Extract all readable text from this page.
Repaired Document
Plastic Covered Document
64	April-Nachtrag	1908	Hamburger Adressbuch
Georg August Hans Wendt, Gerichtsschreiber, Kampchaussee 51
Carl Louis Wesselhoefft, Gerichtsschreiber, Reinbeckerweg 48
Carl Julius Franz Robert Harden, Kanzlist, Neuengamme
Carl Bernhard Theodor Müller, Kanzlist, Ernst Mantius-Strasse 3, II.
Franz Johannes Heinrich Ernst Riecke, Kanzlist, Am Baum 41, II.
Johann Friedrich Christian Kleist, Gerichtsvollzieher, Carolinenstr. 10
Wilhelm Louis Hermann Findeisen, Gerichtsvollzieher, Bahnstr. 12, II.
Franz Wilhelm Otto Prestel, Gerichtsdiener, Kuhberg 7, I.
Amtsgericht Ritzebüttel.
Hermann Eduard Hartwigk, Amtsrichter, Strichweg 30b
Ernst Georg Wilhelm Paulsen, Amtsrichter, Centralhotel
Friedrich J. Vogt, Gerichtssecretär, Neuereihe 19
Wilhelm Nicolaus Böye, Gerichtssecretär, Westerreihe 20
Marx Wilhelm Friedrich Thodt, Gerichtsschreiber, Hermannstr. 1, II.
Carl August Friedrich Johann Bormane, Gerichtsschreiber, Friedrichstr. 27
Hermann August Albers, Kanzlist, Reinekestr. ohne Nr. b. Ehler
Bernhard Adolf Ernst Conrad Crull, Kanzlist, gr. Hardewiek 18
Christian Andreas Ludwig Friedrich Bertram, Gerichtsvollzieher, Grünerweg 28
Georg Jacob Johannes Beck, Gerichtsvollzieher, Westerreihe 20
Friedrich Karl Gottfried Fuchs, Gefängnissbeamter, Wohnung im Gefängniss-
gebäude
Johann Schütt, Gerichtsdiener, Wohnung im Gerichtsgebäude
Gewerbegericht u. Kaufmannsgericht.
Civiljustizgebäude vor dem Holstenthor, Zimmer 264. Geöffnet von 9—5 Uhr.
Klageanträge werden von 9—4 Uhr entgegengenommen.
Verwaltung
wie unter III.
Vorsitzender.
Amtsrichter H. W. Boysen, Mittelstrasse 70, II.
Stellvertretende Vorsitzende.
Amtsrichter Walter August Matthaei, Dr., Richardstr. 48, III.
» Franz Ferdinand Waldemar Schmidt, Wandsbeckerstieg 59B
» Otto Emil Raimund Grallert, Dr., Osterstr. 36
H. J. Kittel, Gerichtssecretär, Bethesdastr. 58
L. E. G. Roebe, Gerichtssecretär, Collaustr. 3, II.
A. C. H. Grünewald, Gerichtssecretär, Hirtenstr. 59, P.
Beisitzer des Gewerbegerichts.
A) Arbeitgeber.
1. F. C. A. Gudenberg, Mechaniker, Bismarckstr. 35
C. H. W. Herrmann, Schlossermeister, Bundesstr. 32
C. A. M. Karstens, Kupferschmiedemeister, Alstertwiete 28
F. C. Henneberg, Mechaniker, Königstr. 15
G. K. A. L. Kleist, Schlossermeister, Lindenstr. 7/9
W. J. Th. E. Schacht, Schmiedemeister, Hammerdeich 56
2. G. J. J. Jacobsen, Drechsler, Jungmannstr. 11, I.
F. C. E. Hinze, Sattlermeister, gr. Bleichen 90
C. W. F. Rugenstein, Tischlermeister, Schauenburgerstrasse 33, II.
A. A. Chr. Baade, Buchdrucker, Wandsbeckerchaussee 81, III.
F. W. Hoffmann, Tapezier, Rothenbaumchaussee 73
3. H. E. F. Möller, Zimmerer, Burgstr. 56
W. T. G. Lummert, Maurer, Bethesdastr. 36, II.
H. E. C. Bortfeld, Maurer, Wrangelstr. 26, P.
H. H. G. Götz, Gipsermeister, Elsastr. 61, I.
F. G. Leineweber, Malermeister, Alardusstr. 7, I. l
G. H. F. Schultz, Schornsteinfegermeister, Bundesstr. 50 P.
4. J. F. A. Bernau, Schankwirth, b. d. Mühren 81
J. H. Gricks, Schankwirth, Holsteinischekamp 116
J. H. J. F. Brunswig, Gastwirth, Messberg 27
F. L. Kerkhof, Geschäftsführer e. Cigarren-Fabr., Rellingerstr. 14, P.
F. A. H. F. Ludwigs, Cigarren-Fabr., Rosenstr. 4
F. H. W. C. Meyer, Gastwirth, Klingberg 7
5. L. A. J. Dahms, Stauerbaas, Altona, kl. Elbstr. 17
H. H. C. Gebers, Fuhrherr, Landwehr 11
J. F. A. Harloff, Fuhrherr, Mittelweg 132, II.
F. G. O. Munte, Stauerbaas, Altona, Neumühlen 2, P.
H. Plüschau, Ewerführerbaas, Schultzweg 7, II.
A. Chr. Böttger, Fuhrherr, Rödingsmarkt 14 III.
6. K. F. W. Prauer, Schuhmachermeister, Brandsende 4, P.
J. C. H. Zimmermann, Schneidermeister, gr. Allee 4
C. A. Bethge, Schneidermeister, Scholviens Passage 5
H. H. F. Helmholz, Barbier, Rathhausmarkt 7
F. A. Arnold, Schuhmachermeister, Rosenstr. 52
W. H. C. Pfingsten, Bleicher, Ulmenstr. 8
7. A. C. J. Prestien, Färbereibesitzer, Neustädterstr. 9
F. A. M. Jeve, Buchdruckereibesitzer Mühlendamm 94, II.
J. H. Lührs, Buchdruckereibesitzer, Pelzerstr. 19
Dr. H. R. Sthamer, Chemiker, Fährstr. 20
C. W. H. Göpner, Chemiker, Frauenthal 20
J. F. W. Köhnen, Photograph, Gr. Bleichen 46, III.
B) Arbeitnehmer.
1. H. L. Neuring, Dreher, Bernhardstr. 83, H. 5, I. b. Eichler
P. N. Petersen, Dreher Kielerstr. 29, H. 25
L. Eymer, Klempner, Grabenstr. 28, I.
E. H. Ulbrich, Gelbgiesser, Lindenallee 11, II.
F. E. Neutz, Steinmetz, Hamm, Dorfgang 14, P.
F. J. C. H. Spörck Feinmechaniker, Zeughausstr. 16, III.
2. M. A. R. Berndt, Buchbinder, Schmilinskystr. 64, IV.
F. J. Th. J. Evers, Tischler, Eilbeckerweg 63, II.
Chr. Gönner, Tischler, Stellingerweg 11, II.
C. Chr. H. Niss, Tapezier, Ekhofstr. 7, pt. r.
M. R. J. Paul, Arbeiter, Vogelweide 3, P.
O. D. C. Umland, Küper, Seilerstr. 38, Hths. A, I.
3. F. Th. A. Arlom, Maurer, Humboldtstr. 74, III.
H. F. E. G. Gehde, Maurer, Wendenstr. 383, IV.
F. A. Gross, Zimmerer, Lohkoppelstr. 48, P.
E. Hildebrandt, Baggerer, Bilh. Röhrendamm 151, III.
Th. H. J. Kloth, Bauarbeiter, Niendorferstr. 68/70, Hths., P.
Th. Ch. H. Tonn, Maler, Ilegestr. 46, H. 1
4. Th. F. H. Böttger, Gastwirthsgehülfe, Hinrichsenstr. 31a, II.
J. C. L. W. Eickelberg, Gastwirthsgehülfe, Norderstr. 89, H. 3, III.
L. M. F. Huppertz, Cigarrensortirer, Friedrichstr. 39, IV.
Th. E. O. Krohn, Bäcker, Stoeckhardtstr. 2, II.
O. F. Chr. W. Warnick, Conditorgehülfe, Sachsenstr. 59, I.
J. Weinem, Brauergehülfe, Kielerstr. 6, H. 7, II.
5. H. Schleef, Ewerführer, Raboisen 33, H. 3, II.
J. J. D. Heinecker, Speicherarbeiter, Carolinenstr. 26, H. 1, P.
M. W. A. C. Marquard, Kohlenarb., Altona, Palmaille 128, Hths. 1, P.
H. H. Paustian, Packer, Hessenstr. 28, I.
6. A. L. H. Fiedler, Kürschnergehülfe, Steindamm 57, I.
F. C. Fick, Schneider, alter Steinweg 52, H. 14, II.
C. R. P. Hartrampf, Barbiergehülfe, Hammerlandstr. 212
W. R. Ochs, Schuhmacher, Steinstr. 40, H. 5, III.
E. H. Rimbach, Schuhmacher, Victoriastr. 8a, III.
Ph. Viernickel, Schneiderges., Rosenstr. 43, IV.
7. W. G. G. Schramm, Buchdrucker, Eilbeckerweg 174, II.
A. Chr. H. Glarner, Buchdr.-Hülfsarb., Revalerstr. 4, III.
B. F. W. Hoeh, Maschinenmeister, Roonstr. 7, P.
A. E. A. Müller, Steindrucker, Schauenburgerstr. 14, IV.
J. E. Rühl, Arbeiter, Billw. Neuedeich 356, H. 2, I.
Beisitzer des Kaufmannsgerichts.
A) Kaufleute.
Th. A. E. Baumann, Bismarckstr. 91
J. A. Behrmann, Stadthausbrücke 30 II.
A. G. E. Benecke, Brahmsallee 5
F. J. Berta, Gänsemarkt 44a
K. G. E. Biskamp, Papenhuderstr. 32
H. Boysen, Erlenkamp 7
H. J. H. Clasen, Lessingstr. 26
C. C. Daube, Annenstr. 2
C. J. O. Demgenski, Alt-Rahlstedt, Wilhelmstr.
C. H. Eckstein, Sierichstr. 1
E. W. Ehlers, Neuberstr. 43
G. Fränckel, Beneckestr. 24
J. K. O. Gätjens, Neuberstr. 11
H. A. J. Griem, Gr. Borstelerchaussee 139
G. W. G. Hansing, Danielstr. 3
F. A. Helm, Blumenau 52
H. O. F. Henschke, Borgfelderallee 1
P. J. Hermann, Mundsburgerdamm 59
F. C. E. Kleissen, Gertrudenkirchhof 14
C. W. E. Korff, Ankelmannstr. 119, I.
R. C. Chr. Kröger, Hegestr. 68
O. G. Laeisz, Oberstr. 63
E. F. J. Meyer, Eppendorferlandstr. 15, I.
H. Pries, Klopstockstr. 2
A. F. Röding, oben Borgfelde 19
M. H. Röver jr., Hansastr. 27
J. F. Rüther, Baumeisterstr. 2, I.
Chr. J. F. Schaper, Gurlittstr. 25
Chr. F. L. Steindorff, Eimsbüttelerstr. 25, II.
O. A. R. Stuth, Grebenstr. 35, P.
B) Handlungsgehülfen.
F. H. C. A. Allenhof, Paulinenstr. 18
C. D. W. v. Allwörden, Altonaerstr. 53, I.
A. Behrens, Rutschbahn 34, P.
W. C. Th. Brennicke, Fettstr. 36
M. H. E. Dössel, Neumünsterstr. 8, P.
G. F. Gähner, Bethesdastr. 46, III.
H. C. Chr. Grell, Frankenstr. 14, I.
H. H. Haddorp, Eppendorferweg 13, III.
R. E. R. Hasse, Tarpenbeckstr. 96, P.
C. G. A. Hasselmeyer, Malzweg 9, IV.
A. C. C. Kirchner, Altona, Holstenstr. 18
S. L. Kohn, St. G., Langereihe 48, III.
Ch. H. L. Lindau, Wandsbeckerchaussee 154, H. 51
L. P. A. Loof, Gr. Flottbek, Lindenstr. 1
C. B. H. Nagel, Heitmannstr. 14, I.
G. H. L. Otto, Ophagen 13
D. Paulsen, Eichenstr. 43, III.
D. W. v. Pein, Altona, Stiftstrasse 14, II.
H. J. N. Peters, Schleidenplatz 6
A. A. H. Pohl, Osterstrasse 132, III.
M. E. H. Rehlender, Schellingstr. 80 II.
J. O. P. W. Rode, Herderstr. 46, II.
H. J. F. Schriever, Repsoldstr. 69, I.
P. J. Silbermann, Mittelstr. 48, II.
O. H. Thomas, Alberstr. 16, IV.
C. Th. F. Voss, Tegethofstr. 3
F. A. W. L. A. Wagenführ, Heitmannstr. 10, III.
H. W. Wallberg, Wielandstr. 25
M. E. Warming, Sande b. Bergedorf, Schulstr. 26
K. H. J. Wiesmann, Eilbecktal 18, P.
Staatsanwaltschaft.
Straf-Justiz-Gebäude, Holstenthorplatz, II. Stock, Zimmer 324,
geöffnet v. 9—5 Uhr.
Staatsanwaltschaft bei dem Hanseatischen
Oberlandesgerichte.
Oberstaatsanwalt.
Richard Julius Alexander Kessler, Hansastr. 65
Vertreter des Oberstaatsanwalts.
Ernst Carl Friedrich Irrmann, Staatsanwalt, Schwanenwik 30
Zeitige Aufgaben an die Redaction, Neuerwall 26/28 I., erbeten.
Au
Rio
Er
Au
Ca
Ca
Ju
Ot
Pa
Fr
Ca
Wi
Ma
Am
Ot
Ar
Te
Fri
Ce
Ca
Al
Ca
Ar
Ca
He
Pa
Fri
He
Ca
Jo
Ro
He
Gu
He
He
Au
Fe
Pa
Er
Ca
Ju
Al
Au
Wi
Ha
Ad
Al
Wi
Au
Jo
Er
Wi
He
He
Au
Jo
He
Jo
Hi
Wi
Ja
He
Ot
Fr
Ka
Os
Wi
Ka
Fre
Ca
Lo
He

-*-

**WHAT YOU WILL DO**
Scan the records above, then copy out each line that mentions "Böttger".

**SOLUTION TO THIS TASK**
A. Chr. Böttger, Fuhrherr, Rödingsmarkt 14 III.
4. Th. F. H. Böttger, Gastwirthsgehülfe, Hinrichsenstr. 31a, II.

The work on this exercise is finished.